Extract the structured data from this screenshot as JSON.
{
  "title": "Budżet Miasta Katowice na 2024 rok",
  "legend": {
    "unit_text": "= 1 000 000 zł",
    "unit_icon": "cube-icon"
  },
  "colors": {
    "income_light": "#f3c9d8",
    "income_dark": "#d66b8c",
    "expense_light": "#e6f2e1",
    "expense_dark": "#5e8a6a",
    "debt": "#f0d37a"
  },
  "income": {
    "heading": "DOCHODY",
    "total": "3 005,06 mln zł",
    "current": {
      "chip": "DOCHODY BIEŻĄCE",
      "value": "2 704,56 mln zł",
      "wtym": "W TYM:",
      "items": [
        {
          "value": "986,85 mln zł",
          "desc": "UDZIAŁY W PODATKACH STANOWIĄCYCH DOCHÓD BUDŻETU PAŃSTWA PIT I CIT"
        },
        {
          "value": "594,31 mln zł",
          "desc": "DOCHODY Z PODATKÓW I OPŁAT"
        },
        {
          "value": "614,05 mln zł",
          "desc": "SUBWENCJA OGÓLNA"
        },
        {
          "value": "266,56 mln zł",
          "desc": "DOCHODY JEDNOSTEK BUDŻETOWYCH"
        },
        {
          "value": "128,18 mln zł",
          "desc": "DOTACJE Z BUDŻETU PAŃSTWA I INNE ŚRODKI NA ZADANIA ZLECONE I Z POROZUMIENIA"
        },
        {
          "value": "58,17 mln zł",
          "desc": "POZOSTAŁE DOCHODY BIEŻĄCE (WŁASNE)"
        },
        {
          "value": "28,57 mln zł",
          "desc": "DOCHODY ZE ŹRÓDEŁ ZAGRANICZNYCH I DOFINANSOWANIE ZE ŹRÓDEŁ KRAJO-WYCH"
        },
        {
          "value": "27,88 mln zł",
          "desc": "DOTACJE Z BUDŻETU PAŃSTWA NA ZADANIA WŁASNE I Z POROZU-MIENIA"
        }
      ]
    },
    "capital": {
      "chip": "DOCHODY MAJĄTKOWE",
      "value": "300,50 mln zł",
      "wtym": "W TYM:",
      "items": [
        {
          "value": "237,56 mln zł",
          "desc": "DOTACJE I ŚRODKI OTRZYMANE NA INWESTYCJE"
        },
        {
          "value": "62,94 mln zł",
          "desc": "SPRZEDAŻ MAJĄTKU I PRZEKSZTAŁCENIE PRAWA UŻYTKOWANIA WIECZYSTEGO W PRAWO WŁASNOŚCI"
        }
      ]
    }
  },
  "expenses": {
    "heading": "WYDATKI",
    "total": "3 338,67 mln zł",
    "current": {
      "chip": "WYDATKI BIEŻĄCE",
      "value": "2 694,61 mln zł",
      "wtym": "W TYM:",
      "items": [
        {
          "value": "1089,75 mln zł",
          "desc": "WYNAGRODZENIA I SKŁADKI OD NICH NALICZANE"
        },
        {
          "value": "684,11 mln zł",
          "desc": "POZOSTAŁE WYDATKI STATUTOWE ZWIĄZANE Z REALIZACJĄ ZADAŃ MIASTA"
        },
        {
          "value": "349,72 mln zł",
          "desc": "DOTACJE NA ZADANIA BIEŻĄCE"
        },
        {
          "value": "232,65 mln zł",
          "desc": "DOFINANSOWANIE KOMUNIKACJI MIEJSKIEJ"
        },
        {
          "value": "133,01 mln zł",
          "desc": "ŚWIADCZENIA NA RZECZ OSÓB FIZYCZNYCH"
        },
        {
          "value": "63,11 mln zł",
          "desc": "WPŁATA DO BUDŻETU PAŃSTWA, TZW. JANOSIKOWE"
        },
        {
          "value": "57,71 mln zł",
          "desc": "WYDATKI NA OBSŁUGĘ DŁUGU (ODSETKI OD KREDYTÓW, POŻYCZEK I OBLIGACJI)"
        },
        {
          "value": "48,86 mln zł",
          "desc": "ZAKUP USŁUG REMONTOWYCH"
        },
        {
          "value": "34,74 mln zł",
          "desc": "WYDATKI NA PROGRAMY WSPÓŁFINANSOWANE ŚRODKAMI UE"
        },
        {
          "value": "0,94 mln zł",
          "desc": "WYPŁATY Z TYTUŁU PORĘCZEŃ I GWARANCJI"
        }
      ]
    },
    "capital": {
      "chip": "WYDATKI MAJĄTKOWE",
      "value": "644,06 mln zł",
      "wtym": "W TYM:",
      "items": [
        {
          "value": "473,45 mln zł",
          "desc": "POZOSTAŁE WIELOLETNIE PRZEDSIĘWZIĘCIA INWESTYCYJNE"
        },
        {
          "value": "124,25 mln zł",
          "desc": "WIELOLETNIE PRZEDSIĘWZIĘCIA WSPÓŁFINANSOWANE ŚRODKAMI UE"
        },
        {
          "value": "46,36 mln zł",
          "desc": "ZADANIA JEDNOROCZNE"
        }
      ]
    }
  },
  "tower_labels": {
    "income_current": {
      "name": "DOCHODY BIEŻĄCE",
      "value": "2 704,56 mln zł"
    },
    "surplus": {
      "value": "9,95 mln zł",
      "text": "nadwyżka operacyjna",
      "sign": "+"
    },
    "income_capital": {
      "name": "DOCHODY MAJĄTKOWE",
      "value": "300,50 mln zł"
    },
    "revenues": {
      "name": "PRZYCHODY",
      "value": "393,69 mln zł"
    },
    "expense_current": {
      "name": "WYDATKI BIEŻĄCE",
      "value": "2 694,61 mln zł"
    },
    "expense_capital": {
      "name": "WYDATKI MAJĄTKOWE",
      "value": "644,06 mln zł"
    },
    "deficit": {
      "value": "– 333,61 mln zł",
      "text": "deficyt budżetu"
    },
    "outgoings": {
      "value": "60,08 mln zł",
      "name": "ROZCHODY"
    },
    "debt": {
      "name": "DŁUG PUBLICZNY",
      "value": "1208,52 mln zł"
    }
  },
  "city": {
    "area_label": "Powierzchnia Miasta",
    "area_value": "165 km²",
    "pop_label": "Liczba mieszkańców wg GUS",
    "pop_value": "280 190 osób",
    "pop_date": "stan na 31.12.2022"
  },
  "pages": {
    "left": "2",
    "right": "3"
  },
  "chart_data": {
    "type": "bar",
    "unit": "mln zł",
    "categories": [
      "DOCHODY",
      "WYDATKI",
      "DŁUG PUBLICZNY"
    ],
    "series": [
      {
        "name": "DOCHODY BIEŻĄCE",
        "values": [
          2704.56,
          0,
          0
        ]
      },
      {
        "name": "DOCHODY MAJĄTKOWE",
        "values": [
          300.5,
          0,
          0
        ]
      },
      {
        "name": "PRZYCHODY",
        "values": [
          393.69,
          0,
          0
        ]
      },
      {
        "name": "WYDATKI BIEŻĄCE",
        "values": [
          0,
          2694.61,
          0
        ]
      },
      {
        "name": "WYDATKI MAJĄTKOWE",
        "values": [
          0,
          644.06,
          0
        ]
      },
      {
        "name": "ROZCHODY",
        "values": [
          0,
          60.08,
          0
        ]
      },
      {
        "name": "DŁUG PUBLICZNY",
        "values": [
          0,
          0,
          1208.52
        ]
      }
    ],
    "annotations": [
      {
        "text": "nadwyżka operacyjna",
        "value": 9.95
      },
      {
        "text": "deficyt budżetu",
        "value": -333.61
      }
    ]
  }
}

________________________________________

* **Given request**: Copy the data above in full, character for character.

* **Result below**:
Extract the structured data from this screenshot as JSON.
{
  "title": "Budżet Miasta Katowice na 2024 rok",
  "legend": {
    "unit_text": "= 1 000 000 zł",
    "unit_icon": "cube-icon"
  },
  "colors": {
    "income_light": "#f3c9d8",
    "income_dark": "#d66b8c",
    "expense_light": "#e6f2e1",
    "expense_dark": "#5e8a6a",
    "debt": "#f0d37a"
  },
  "income": {
    "heading": "DOCHODY",
    "total": "3 005,06 mln zł",
    "current": {
      "chip": "DOCHODY BIEŻĄCE",
      "value": "2 704,56 mln zł",
      "wtym": "W TYM:",
      "items": [
        {
          "value": "986,85 mln zł",
          "desc": "UDZIAŁY W PODATKACH STANOWIĄCYCH DOCHÓD BUDŻETU PAŃSTWA PIT I CIT"
        },
        {
          "value": "594,31 mln zł",
          "desc": "DOCHODY Z PODATKÓW I OPŁAT"
        },
        {
          "value": "614,05 mln zł",
          "desc": "SUBWENCJA OGÓLNA"
        },
        {
          "value": "266,56 mln zł",
          "desc": "DOCHODY JEDNOSTEK BUDŻETOWYCH"
        },
        {
          "value": "128,18 mln zł",
          "desc": "DOTACJE Z BUDŻETU PAŃSTWA I INNE ŚRODKI NA ZADANIA ZLECONE I Z POROZUMIENIA"
        },
        {
          "value": "58,17 mln zł",
          "desc": "POZOSTAŁE DOCHODY BIEŻĄCE (WŁASNE)"
        },
        {
          "value": "28,57 mln zł",
          "desc": "DOCHODY ZE ŹRÓDEŁ ZAGRANICZNYCH I DOFINANSOWANIE ZE ŹRÓDEŁ KRAJO-WYCH"
        },
        {
          "value": "27,88 mln zł",
          "desc": "DOTACJE Z BUDŻETU PAŃSTWA NA ZADANIA WŁASNE I Z POROZU-MIENIA"
        }
      ]
    },
    "capital": {
      "chip": "DOCHODY MAJĄTKOWE",
      "value": "300,50 mln zł",
      "wtym": "W TYM:",
      "items": [
        {
          "value": "237,56 mln zł",
          "desc": "DOTACJE I ŚRODKI OTRZYMANE NA INWESTYCJE"
        },
        {
          "value": "62,94 mln zł",
          "desc": "SPRZEDAŻ MAJĄTKU I PRZEKSZTAŁCENIE PRAWA UŻYTKOWANIA WIECZYSTEGO W PRAWO WŁASNOŚCI"
        }
      ]
    }
  },
  "expenses": {
    "heading": "WYDATKI",
    "total": "3 338,67 mln zł",
    "current": {
      "chip": "WYDATKI BIEŻĄCE",
      "value": "2 694,61 mln zł",
      "wtym": "W TYM:",
      "items": [
        {
          "value": "1089,75 mln zł",
          "desc": "WYNAGRODZENIA I SKŁADKI OD NICH NALICZANE"
        },
        {
          "value": "684,11 mln zł",
          "desc": "POZOSTAŁE WYDATKI STATUTOWE ZWIĄZANE Z REALIZACJĄ ZADAŃ MIASTA"
        },
        {
          "value": "349,72 mln zł",
          "desc": "DOTACJE NA ZADANIA BIEŻĄCE"
        },
        {
          "value": "232,65 mln zł",
          "desc": "DOFINANSOWANIE KOMUNIKACJI MIEJSKIEJ"
        },
        {
          "value": "133,01 mln zł",
          "desc": "ŚWIADCZENIA NA RZECZ OSÓB FIZYCZNYCH"
        },
        {
          "value": "63,11 mln zł",
          "desc": "WPŁATA DO BUDŻETU PAŃSTWA, TZW. JANOSIKOWE"
        },
        {
          "value": "57,71 mln zł",
          "desc": "WYDATKI NA OBSŁUGĘ DŁUGU (ODSETKI OD KREDYTÓW, POŻYCZEK I OBLIGACJI)"
        },
        {
          "value": "48,86 mln zł",
          "desc": "ZAKUP USŁUG REMONTOWYCH"
        },
        {
          "value": "34,74 mln zł",
          "desc": "WYDATKI NA PROGRAMY WSPÓŁFINANSOWANE ŚRODKAMI UE"
        },
        {
          "value": "0,94 mln zł",
          "desc": "WYPŁATY Z TYTUŁU PORĘCZEŃ I GWARANCJI"
        }
      ]
    },
    "capital": {
      "chip": "WYDATKI MAJĄTKOWE",
      "value": "644,06 mln zł",
      "wtym": "W TYM:",
      "items": [
        {
          "value": "473,45 mln zł",
          "desc": "POZOSTAŁE WIELOLETNIE PRZEDSIĘWZIĘCIA INWESTYCYJNE"
        },
        {
          "value": "124,25 mln zł",
          "desc": "WIELOLETNIE PRZEDSIĘWZIĘCIA WSPÓŁFINANSOWANE ŚRODKAMI UE"
        },
        {
          "value": "46,36 mln zł",
          "desc": "ZADANIA JEDNOROCZNE"
        }
      ]
    }
  },
  "tower_labels": {
    "income_current": {
      "name": "DOCHODY BIEŻĄCE",
      "value": "2 704,56 mln zł"
    },
    "surplus": {
      "value": "9,95 mln zł",
      "text": "nadwyżka operacyjna",
      "sign": "+"
    },
    "income_capital": {
      "name": "DOCHODY MAJĄTKOWE",
      "value": "300,50 mln zł"
    },
    "revenues": {
      "name": "PRZYCHODY",
      "value": "393,69 mln zł"
    },
    "expense_current": {
      "name": "WYDATKI BIEŻĄCE",
      "value": "2 694,61 mln zł"
    },
    "expense_capital": {
      "name": "WYDATKI MAJĄTKOWE",
      "value": "644,06 mln zł"
    },
    "deficit": {
      "value": "– 333,61 mln zł",
      "text": "deficyt budżetu"
    },
    "outgoings": {
      "value": "60,08 mln zł",
      "name": "ROZCHODY"
    },
    "debt": {
      "name": "DŁUG PUBLICZNY",
      "value": "1208,52 mln zł"
    }
  },
  "city": {
    "area_label": "Powierzchnia Miasta",
    "area_value": "165 km²",
    "pop_label": "Liczba mieszkańców wg GUS",
    "pop_value": "280 190 osób",
    "pop_date": "stan na 31.12.2022"
  },
  "pages": {
    "left": "2",
    "right": "3"
  },
  "chart_data": {
    "type": "bar",
    "unit": "mln zł",
    "categories": [
      "DOCHODY",
      "WYDATKI",
      "DŁUG PUBLICZNY"
    ],
    "series": [
      {
        "name": "DOCHODY BIEŻĄCE",
        "values": [
          2704.56,
          0,
          0
        ]
      },
      {
        "name": "DOCHODY MAJĄTKOWE",
        "values": [
          300.5,
          0,
          0
        ]
      },
      {
        "name": "PRZYCHODY",
        "values": [
          393.69,
          0,
          0
        ]
      },
      {
        "name": "WYDATKI BIEŻĄCE",
        "values": [
          0,
          2694.61,
          0
        ]
      },
      {
        "name": "WYDATKI MAJĄTKOWE",
        "values": [
          0,
          644.06,
          0
        ]
      },
      {
        "name": "ROZCHODY",
        "values": [
          0,
          60.08,
          0
        ]
      },
      {
        "name": "DŁUG PUBLICZNY",
        "values": [
          0,
          0,
          1208.52
        ]
      }
    ],
    "annotations": [
      {
        "text": "nadwyżka operacyjna",
        "value": 9.95
      },
      {
        "text": "deficyt budżetu",
        "value": -333.61
      }
    ]
  }
}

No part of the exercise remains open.